[Stored data entries]
——
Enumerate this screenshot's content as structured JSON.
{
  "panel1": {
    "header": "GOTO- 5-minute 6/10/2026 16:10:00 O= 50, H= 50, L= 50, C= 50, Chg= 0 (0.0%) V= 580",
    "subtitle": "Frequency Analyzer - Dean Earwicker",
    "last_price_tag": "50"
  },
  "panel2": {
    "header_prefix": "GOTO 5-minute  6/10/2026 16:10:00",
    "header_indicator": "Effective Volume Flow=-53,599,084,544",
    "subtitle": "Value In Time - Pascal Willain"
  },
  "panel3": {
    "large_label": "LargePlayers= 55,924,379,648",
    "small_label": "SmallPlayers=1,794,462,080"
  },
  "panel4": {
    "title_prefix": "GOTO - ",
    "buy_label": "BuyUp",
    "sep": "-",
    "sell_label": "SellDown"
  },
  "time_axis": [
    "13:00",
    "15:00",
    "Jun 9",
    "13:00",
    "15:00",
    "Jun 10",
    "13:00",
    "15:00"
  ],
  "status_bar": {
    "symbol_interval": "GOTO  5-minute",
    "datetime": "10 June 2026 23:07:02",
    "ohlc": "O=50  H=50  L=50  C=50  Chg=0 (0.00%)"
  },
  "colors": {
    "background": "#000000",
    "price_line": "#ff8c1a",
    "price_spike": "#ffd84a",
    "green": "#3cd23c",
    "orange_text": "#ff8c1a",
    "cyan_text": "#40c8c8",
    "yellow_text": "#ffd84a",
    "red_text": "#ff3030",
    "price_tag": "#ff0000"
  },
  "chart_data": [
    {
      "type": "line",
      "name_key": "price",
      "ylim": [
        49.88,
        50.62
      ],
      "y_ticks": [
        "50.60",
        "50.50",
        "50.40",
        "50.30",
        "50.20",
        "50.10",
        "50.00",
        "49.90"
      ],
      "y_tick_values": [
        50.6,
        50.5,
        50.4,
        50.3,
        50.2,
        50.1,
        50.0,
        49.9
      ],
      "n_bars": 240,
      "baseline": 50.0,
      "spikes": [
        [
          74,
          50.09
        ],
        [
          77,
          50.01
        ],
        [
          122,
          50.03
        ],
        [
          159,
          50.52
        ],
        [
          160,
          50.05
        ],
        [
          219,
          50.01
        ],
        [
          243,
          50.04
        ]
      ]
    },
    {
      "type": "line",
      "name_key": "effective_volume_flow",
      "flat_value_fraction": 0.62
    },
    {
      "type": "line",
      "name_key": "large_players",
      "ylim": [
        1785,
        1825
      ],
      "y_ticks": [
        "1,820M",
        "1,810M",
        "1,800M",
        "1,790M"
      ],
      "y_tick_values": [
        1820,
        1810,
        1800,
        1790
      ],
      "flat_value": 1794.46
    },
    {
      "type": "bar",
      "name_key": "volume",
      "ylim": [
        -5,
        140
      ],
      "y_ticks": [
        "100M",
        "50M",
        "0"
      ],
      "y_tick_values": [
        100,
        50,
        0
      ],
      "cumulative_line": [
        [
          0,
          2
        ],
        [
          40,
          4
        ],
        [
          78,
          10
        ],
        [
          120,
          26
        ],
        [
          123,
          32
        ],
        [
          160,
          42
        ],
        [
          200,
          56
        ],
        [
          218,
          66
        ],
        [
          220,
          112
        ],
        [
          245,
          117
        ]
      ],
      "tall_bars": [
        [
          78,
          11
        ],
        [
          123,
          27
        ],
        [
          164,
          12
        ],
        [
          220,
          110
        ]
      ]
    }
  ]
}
——
# [EXERCISE AIM]
Repeat the material in full, exactly as it stands.

# [RESULT FOR THIS EXERCISE]
Enumerate this screenshot's content as structured JSON.
{
  "panel1": {
    "header": "GOTO- 5-minute 6/10/2026 16:10:00 O= 50, H= 50, L= 50, C= 50, Chg= 0 (0.0%) V= 580",
    "subtitle": "Frequency Analyzer - Dean Earwicker",
    "last_price_tag": "50"
  },
  "panel2": {
    "header_prefix": "GOTO 5-minute  6/10/2026 16:10:00",
    "header_indicator": "Effective Volume Flow=-53,599,084,544",
    "subtitle": "Value In Time - Pascal Willain"
  },
  "panel3": {
    "large_label": "LargePlayers= 55,924,379,648",
    "small_label": "SmallPlayers=1,794,462,080"
  },
  "panel4": {
    "title_prefix": "GOTO - ",
    "buy_label": "BuyUp",
    "sep": "-",
    "sell_label": "SellDown"
  },
  "time_axis": [
    "13:00",
    "15:00",
    "Jun 9",
    "13:00",
    "15:00",
    "Jun 10",
    "13:00",
    "15:00"
  ],
  "status_bar": {
    "symbol_interval": "GOTO  5-minute",
    "datetime": "10 June 2026 23:07:02",
    "ohlc": "O=50  H=50  L=50  C=50  Chg=0 (0.00%)"
  },
  "colors": {
    "background": "#000000",
    "price_line": "#ff8c1a",
    "price_spike": "#ffd84a",
    "green": "#3cd23c",
    "orange_text": "#ff8c1a",
    "cyan_text": "#40c8c8",
    "yellow_text": "#ffd84a",
    "red_text": "#ff3030",
    "price_tag": "#ff0000"
  },
  "chart_data": [
    {
      "type": "line",
      "name_key": "price",
      "ylim": [
        49.88,
        50.62
      ],
      "y_ticks": [
        "50.60",
        "50.50",
        "50.40",
        "50.30",
        "50.20",
        "50.10",
        "50.00",
        "49.90"
      ],
      "y_tick_values": [
        50.6,
        50.5,
        50.4,
        50.3,
        50.2,
        50.1,
        50.0,
        49.9
      ],
      "n_bars": 240,
      "baseline": 50.0,
      "spikes": [
        [
          74,
          50.09
        ],
        [
          77,
          50.01
        ],
        [
          122,
          50.03
        ],
        [
          159,
          50.52
        ],
        [
          160,
          50.05
        ],
        [
          219,
          50.01
        ],
        [
          243,
          50.04
        ]
      ]
    },
    {
      "type": "line",
      "name_key": "effective_volume_flow",
      "flat_value_fraction": 0.62
    },
    {
      "type": "line",
      "name_key": "large_players",
      "ylim": [
        1785,
        1825
      ],
      "y_ticks": [
        "1,820M",
        "1,810M",
        "1,800M",
        "1,790M"
      ],
      "y_tick_values": [
        1820,
        1810,
        1800,
        1790
      ],
      "flat_value": 1794.46
    },
    {
      "type": "bar",
      "name_key": "volume",
      "ylim": [
        -5,
        140
      ],
      "y_ticks": [
        "100M",
        "50M",
        "0"
      ],
      "y_tick_values": [
        100,
        50,
        0
      ],
      "cumulative_line": [
        [
          0,
          2
        ],
        [
          40,
          4
        ],
        [
          78,
          10
        ],
        [
          120,
          26
        ],
        [
          123,
          32
        ],
        [
          160,
          42
        ],
        [
          200,
          56
        ],
        [
          218,
          66
        ],
        [
          220,
          112
        ],
        [
          245,
          117
        ]
      ],
      "tall_bars": [
        [
          78,
          11
        ],
        [
          123,
          27
        ],
        [
          164,
          12
        ],
        [
          220,
          110
        ]
      ]
    }
  ]
}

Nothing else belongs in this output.